Dialog berlangsung dalam suasana terbuka namun serius. Seluruh pihak sepakat menjadikan pertemuan tersebut sebagai ajang evaluasi menyeluruh terhadap dampak ekologis, sosial, dan ekonomi yang ditimbulkan oleh operasional kedua perusahaan tersebut. AMAL Nias Selatan menyampaikan langsung berbagai keluhan dan keresahan masyarakat yang selama ini hidup berdampingan dengan aktivitas perusahaan.
Aliansi menegaskan bahwa masyarakat merasakan degradasi lingkungan yang semakin parah, mulai dari rusaknya kawasan hutan hingga ancaman terhadap sumber mata pencaharian warga. Kondisi ini dinilai telah melampaui batas toleransi dan membutuhkan tindakan tegas dari pemerintah.
Dalam forum tersebut, AMAL Nias Selatan mendesak Pemerintah Provinsi Sumatera Utara dan Pemerintah Kabupaten Nias Selatan agar tidak ragu mengambil langkah hukum. Aliansi meminta penghentian total hingga penutupan permanen seluruh aktivitas PT Gruti dan PT Teluk Nauli yang dianggap telah merusak ekosistem hutan serta mencemari lingkungan secara masif.
Desakan itu diperkuat dengan penyampaian surat resmi Panitia Pemekaran Kabupaten Kepulauan Batu bernomor 21.1/PP-KKB/XII/2025 tertanggal 22 Desember 2025. Surat tersebut ditujukan kepada Gubernur Sumatera Utara c.q. Kepala Dinas Kehutanan Provinsi Sumatera Utara dan memuat permohonan penindakan hukum serta penutupan permanen kedua perusahaan atas dugaan pelanggaran pidana lingkungan, kehutanan, dan administrasi berat.
Berdasarkan pengaduan masyarakat, pengamatan lapangan, serta kajian awal, ditemukan indikasi kuat terjadinya kerusakan hutan secara nyata dan sistematis. Kawasan hutan di sekitar wilayah operasi perusahaan dilaporkan mengalami pembalakan masif, kehilangan tutupan vegetasi, serta penurunan fungsi ekologis yang signifikan.
Dampak kerusakan tersebut meluas hingga hilangnya keanekaragaman hayati dan meningkatnya potensi bencana ekologis. Salah satu kondisi paling mengkhawatirkan adalah terganggunya habitat satwa liar. Warga melaporkan kemunculan buaya di kawasan permukiman dan perairan yang bahkan telah menimbulkan korban jiwa.

Kutipan Data:

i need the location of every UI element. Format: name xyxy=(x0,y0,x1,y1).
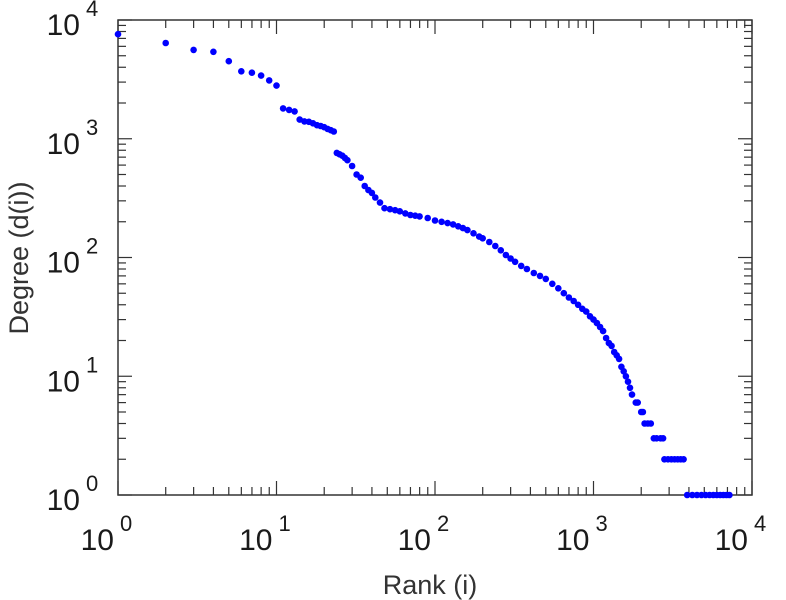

Tantangan:
A: Menurut teks kutipan, tanggal berapa yang tertera pada surat resmi Panitia Pemekaran Kabupaten Kepulauan Batu?
B: Tulis kembali bagian teks kutipan yang dibuka dengan kata-kata yang memuat "Aliansi menegaskan bahwa" dan ditutup dengan "lingkungan secara masif.". Ganti "batas toleransi" dengan "ambang kewajaran".
C: Tentukan apakah setiap pernyataan berikut sesuai dengan teks kutipan. Jawab ya atau tidak, disertai kata-kata penentu dari teks.
(i) Surat resmi panitia pemekaran ditujukan kepada Bupati Nias Selatan.
(ii) Warga melaporkan kemunculan buaya di kawasan permukiman.
(iii) Aliansi hanya meminta penghentian sementara aktivitas kedua perusahaan.

Jawaban per Tugas:
A: 22 Desember 2025.

B:
Aliansi menegaskan bahwa masyarakat merasakan degradasi lingkungan yang semakin parah, mulai dari rusaknya kawasan hutan hingga ancaman terhadap sumber mata pencaharian warga. Kondisi ini dinilai telah melampaui ambang kewajaran dan membutuhkan tindakan tegas dari pemerintah.
Dalam forum tersebut, AMAL Nias Selatan mendesak Pemerintah Provinsi Sumatera Utara dan Pemerintah Kabupaten Nias Selatan agar tidak ragu mengambil langkah hukum. Aliansi meminta penghentian total hingga penutupan permanen seluruh aktivitas PT Gruti dan PT Teluk Nauli yang dianggap telah merusak ekosistem hutan serta mencemari lingkungan secara masif.

C:
(i) Tidak: "Surat tersebut ditujukan kepada Gubernur Sumatera Utara c.q. Kepala Dinas Kehutanan Provinsi Sumatera Utara"
(ii) Ya: "Warga melaporkan kemunculan buaya di kawasan permukiman dan perairan"
(iii) Tidak: "Aliansi meminta penghentian total hingga penutupan permanen seluruh aktivitas PT Gruti dan PT Teluk Nauli"